**Given exercise**
Below are some records. Copy every line in them that holds "营造劳动光荣的社会风尚和精益求精的敬业风气".

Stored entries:
+===+

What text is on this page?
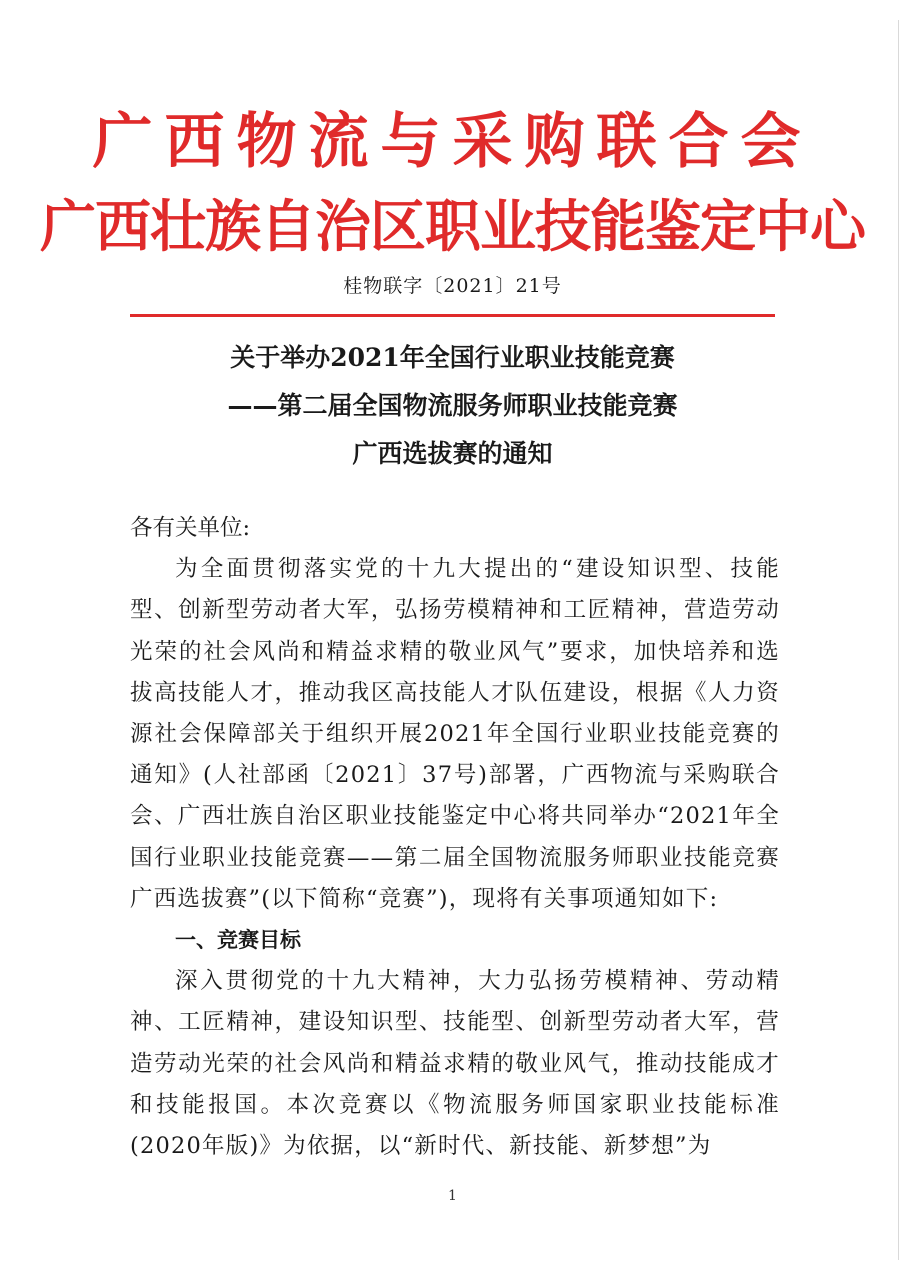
广西物流与采购联合会
广西壮族自治区职业技能鉴定中心
桂物联字〔2021〕21号
关于举办2021年全国行业职业技能竞赛
——第二届全国物流服务师职业技能竞赛
广西选拔赛的通知

各有关单位:

为全面贯彻落实党的十九大提出的“建设知识型、技能型、创新型劳动者大军，弘扬劳模精神和工匠精神，营造劳动光荣的社会风尚和精益求精的敬业风气”要求，加快培养和选拔高技能人才，推动我区高技能人才队伍建设，根据《人力资源社会保障部关于组织开展2021年全国行业职业技能竞赛的通知》(人社部函〔2021〕37号)部署，广西物流与采购联合会、广西壮族自治区职业技能鉴定中心将共同举办“2021年全国行业职业技能竞赛——第二届全国物流服务师职业技能竞赛广西选拔赛”(以下简称“竞赛”)，现将有关事项通知如下:

一、竞赛目标

深入贯彻党的十九大精神，大力弘扬劳模精神、劳动精神、工匠精神，建设知识型、技能型、创新型劳动者大军，营造劳动光荣的社会风尚和精益求精的敬业风气，推动技能成才和技能报国。本次竞赛以《物流服务师国家职业技能标准(2020年版)》为依据，以“新时代、新技能、新梦想”为

1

+===+

**Answer to this task**
为全面贯彻落实党的十九大提出的“建设知识型、技能型、创新型劳动者大军，弘扬劳模精神和工匠精神，营造劳动光荣的社会风尚和精益求精的敬业风气”要求，加快培养和选拔高技能人才，推动我区高技能人才队伍建设，根据《人力资源社会保障部关于组织开展2021年全国行业职业技能竞赛的通知》(人社部函〔2021〕37号)部署，广西物流与采购联合会、广西壮族自治区职业技能鉴定中心将共同举办“2021年全国行业职业技能竞赛——第二届全国物流服务师职业技能竞赛广西选拔赛”(以下简称“竞赛”)，现将有关事项通知如下:
深入贯彻党的十九大精神，大力弘扬劳模精神、劳动精神、工匠精神，建设知识型、技能型、创新型劳动者大军，营造劳动光荣的社会风尚和精益求精的敬业风气，推动技能成才和技能报国。本次竞赛以《物流服务师国家职业技能标准(2020年版)》为依据，以“新时代、新技能、新梦想”为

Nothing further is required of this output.